=== EXERCISE DIRECTIONS ===
Find every line in the material that contains the string "years" and copy each one out. Matching is case-sensitive.

=== Records from a dataset ===

━━━━━━━━━━━━━━━━━━━━━━━━━━━━━━

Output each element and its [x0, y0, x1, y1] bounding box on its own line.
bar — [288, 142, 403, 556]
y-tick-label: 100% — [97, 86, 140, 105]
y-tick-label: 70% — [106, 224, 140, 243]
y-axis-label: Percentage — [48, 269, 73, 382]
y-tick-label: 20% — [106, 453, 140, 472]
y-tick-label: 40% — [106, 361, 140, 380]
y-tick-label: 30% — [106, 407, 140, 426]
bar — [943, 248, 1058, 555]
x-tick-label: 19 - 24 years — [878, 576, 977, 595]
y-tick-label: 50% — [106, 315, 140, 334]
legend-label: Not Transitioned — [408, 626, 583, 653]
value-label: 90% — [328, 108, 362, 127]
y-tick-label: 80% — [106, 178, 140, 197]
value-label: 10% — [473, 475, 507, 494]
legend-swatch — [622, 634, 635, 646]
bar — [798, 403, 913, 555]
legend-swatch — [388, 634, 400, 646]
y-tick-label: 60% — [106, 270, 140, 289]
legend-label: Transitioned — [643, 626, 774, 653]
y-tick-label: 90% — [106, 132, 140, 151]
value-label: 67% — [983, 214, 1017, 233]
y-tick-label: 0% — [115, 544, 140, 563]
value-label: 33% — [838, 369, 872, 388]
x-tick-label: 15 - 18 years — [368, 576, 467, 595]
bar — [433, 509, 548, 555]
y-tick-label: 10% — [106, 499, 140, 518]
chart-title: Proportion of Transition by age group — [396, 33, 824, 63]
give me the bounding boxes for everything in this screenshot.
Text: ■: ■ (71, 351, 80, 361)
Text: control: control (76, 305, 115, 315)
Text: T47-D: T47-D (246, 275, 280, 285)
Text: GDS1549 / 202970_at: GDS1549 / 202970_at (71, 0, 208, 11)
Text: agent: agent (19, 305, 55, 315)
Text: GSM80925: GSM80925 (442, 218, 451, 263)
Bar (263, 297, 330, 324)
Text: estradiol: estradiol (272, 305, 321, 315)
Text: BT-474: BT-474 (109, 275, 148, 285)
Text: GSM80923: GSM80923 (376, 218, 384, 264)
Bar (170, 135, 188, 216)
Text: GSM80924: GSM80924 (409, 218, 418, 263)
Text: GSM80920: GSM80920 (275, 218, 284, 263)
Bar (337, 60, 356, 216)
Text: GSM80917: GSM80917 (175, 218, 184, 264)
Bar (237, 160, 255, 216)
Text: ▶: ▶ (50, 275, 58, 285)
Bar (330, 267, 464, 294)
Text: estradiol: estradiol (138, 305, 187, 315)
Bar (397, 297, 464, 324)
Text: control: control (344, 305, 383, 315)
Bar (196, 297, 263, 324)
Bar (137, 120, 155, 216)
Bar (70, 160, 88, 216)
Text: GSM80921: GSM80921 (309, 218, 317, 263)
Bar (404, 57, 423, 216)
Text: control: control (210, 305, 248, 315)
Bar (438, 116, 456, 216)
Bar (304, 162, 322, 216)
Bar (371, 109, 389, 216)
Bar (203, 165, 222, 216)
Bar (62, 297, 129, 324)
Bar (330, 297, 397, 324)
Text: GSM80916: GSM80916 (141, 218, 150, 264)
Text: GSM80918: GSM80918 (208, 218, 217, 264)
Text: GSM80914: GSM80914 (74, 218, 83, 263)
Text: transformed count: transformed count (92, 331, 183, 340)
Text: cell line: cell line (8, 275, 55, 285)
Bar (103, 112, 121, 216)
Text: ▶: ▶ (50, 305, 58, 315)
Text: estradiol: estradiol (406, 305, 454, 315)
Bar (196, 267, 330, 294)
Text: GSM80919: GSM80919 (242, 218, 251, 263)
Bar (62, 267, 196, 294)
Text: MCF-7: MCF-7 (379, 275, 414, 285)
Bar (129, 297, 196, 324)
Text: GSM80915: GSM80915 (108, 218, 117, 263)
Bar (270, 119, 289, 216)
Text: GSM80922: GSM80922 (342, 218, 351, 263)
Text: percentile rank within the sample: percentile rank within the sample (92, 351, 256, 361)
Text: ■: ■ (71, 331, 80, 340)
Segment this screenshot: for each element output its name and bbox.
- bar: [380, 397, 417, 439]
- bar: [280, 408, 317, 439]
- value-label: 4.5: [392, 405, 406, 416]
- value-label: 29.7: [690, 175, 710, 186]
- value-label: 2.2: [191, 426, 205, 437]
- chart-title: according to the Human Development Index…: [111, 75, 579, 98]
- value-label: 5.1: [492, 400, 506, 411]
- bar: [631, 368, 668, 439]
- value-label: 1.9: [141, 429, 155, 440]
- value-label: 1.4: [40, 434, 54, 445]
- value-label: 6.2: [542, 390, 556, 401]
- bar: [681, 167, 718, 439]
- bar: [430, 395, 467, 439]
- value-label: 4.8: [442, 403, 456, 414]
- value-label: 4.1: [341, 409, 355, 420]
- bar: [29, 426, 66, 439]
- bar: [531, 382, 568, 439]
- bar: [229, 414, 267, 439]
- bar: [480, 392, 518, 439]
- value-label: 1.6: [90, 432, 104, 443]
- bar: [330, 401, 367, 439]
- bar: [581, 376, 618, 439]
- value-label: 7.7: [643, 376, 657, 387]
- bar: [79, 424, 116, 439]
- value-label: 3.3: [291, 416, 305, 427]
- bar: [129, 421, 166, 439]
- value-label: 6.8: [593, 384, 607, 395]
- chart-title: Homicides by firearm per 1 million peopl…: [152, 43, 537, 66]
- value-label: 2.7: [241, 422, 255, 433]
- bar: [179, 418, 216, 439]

━━━━━━━━━━━━━━━━━━━━━━━━━━━━━━

=== WRITTEN SOLUTION ===
x-tick-label: 19 - 24 years — [878, 576, 977, 595]
x-tick-label: 15 - 18 years — [368, 576, 467, 595]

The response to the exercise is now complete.